═════ PROVIDED DATA

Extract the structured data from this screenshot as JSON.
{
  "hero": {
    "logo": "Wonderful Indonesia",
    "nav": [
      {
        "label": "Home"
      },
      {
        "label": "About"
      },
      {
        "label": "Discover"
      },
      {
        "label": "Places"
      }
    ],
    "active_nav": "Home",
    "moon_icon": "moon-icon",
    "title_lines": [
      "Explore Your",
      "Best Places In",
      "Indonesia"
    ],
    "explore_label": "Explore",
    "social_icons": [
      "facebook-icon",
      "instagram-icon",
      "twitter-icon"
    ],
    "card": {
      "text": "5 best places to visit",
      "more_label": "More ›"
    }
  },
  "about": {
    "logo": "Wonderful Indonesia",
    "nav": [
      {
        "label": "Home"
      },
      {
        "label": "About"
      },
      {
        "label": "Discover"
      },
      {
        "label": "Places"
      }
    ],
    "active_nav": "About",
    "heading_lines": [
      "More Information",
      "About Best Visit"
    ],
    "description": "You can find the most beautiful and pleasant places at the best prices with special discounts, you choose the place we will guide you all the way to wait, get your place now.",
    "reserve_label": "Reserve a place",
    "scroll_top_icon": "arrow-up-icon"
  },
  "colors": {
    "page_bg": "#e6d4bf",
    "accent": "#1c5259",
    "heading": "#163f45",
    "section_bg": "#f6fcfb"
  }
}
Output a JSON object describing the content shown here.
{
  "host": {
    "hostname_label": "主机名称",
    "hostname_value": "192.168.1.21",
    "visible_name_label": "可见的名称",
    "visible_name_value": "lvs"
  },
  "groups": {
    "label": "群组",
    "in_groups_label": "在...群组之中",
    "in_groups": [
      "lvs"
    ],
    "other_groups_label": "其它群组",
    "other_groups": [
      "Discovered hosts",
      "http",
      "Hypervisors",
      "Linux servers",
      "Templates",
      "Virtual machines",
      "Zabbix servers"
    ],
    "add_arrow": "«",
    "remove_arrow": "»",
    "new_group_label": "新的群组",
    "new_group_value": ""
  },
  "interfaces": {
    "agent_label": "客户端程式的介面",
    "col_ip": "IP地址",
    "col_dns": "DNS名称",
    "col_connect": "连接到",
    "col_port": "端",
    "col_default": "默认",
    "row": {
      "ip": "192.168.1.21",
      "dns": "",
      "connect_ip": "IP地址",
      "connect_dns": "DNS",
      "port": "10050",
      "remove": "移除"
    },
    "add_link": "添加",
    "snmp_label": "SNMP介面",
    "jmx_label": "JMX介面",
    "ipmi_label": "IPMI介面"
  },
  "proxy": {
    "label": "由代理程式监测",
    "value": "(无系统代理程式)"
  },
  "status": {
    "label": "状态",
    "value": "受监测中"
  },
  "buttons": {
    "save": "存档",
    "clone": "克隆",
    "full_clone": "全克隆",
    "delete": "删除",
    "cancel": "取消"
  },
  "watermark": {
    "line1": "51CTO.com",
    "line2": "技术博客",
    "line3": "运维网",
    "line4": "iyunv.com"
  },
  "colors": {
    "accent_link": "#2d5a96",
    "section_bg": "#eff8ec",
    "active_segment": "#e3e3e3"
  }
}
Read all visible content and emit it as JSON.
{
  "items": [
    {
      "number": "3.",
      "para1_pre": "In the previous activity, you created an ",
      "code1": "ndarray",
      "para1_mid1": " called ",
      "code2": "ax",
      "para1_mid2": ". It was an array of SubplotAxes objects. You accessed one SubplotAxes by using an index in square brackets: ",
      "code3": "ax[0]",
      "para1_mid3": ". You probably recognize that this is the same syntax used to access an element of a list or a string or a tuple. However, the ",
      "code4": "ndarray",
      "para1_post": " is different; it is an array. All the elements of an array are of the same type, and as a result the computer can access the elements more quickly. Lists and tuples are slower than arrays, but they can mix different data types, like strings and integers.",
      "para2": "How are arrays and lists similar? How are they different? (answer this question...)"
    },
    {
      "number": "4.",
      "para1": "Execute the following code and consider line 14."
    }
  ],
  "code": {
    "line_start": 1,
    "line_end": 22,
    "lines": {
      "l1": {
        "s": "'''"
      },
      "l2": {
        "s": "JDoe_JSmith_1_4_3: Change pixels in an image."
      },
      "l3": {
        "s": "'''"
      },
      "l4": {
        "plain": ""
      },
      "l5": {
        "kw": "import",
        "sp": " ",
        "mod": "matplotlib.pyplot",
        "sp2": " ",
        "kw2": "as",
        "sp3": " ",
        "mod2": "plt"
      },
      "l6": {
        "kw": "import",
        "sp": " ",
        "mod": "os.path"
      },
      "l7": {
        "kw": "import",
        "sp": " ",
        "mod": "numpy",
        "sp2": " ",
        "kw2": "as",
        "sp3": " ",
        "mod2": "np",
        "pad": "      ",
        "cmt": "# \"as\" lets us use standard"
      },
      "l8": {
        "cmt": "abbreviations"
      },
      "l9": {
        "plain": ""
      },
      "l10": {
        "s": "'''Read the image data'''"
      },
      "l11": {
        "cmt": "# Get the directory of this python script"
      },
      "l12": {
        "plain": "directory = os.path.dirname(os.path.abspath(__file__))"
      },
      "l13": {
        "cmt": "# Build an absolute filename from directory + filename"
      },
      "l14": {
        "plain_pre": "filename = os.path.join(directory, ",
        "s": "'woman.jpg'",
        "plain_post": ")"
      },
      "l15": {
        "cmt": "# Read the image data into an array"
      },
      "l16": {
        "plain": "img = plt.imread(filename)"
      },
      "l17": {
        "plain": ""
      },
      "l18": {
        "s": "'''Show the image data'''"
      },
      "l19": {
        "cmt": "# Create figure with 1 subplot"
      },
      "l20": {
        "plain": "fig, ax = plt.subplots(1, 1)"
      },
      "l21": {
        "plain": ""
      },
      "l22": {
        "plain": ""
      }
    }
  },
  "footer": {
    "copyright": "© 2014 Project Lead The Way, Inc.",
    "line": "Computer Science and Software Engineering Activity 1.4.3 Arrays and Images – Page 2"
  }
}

══════════

» **WORK INSTRUCTIONS**
Return the material exactly as it stands.

» **EXERCISE RESULT**
Extract the structured data from this screenshot as JSON.
{
  "hero": {
    "logo": "Wonderful Indonesia",
    "nav": [
      {
        "label": "Home"
      },
      {
        "label": "About"
      },
      {
        "label": "Discover"
      },
      {
        "label": "Places"
      }
    ],
    "active_nav": "Home",
    "moon_icon": "moon-icon",
    "title_lines": [
      "Explore Your",
      "Best Places In",
      "Indonesia"
    ],
    "explore_label": "Explore",
    "social_icons": [
      "facebook-icon",
      "instagram-icon",
      "twitter-icon"
    ],
    "card": {
      "text": "5 best places to visit",
      "more_label": "More ›"
    }
  },
  "about": {
    "logo": "Wonderful Indonesia",
    "nav": [
      {
        "label": "Home"
      },
      {
        "label": "About"
      },
      {
        "label": "Discover"
      },
      {
        "label": "Places"
      }
    ],
    "active_nav": "About",
    "heading_lines": [
      "More Information",
      "About Best Visit"
    ],
    "description": "You can find the most beautiful and pleasant places at the best prices with special discounts, you choose the place we will guide you all the way to wait, get your place now.",
    "reserve_label": "Reserve a place",
    "scroll_top_icon": "arrow-up-icon"
  },
  "colors": {
    "page_bg": "#e6d4bf",
    "accent": "#1c5259",
    "heading": "#163f45",
    "section_bg": "#f6fcfb"
  }
}
Output a JSON object describing the content shown here.
{
  "host": {
    "hostname_label": "主机名称",
    "hostname_value": "192.168.1.21",
    "visible_name_label": "可见的名称",
    "visible_name_value": "lvs"
  },
  "groups": {
    "label": "群组",
    "in_groups_label": "在...群组之中",
    "in_groups": [
      "lvs"
    ],
    "other_groups_label": "其它群组",
    "other_groups": [
      "Discovered hosts",
      "http",
      "Hypervisors",
      "Linux servers",
      "Templates",
      "Virtual machines",
      "Zabbix servers"
    ],
    "add_arrow": "«",
    "remove_arrow": "»",
    "new_group_label": "新的群组",
    "new_group_value": ""
  },
  "interfaces": {
    "agent_label": "客户端程式的介面",
    "col_ip": "IP地址",
    "col_dns": "DNS名称",
    "col_connect": "连接到",
    "col_port": "端",
    "col_default": "默认",
    "row": {
      "ip": "192.168.1.21",
      "dns": "",
      "connect_ip": "IP地址",
      "connect_dns": "DNS",
      "port": "10050",
      "remove": "移除"
    },
    "add_link": "添加",
    "snmp_label": "SNMP介面",
    "jmx_label": "JMX介面",
    "ipmi_label": "IPMI介面"
  },
  "proxy": {
    "label": "由代理程式监测",
    "value": "(无系统代理程式)"
  },
  "status": {
    "label": "状态",
    "value": "受监测中"
  },
  "buttons": {
    "save": "存档",
    "clone": "克隆",
    "full_clone": "全克隆",
    "delete": "删除",
    "cancel": "取消"
  },
  "watermark": {
    "line1": "51CTO.com",
    "line2": "技术博客",
    "line3": "运维网",
    "line4": "iyunv.com"
  },
  "colors": {
    "accent_link": "#2d5a96",
    "section_bg": "#eff8ec",
    "active_segment": "#e3e3e3"
  }
}
Read all visible content and emit it as JSON.
{
  "items": [
    {
      "number": "3.",
      "para1_pre": "In the previous activity, you created an ",
      "code1": "ndarray",
      "para1_mid1": " called ",
      "code2": "ax",
      "para1_mid2": ". It was an array of SubplotAxes objects. You accessed one SubplotAxes by using an index in square brackets: ",
      "code3": "ax[0]",
      "para1_mid3": ". You probably recognize that this is the same syntax used to access an element of a list or a string or a tuple. However, the ",
      "code4": "ndarray",
      "para1_post": " is different; it is an array. All the elements of an array are of the same type, and as a result the computer can access the elements more quickly. Lists and tuples are slower than arrays, but they can mix different data types, like strings and integers.",
      "para2": "How are arrays and lists similar? How are they different? (answer this question...)"
    },
    {
      "number": "4.",
      "para1": "Execute the following code and consider line 14."
    }
  ],
  "code": {
    "line_start": 1,
    "line_end": 22,
    "lines": {
      "l1": {
        "s": "'''"
      },
      "l2": {
        "s": "JDoe_JSmith_1_4_3: Change pixels in an image."
      },
      "l3": {
        "s": "'''"
      },
      "l4": {
        "plain": ""
      },
      "l5": {
        "kw": "import",
        "sp": " ",
        "mod": "matplotlib.pyplot",
        "sp2": " ",
        "kw2": "as",
        "sp3": " ",
        "mod2": "plt"
      },
      "l6": {
        "kw": "import",
        "sp": " ",
        "mod": "os.path"
      },
      "l7": {
        "kw": "import",
        "sp": " ",
        "mod": "numpy",
        "sp2": " ",
        "kw2": "as",
        "sp3": " ",
        "mod2": "np",
        "pad": "      ",
        "cmt": "# \"as\" lets us use standard"
      },
      "l8": {
        "cmt": "abbreviations"
      },
      "l9": {
        "plain": ""
      },
      "l10": {
        "s": "'''Read the image data'''"
      },
      "l11": {
        "cmt": "# Get the directory of this python script"
      },
      "l12": {
        "plain": "directory = os.path.dirname(os.path.abspath(__file__))"
      },
      "l13": {
        "cmt": "# Build an absolute filename from directory + filename"
      },
      "l14": {
        "plain_pre": "filename = os.path.join(directory, ",
        "s": "'woman.jpg'",
        "plain_post": ")"
      },
      "l15": {
        "cmt": "# Read the image data into an array"
      },
      "l16": {
        "plain": "img = plt.imread(filename)"
      },
      "l17": {
        "plain": ""
      },
      "l18": {
        "s": "'''Show the image data'''"
      },
      "l19": {
        "cmt": "# Create figure with 1 subplot"
      },
      "l20": {
        "plain": "fig, ax = plt.subplots(1, 1)"
      },
      "l21": {
        "plain": ""
      },
      "l22": {
        "plain": ""
      }
    }
  },
  "footer": {
    "copyright": "© 2014 Project Lead The Way, Inc.",
    "line": "Computer Science and Software Engineering Activity 1.4.3 Arrays and Images – Page 2"
  }
}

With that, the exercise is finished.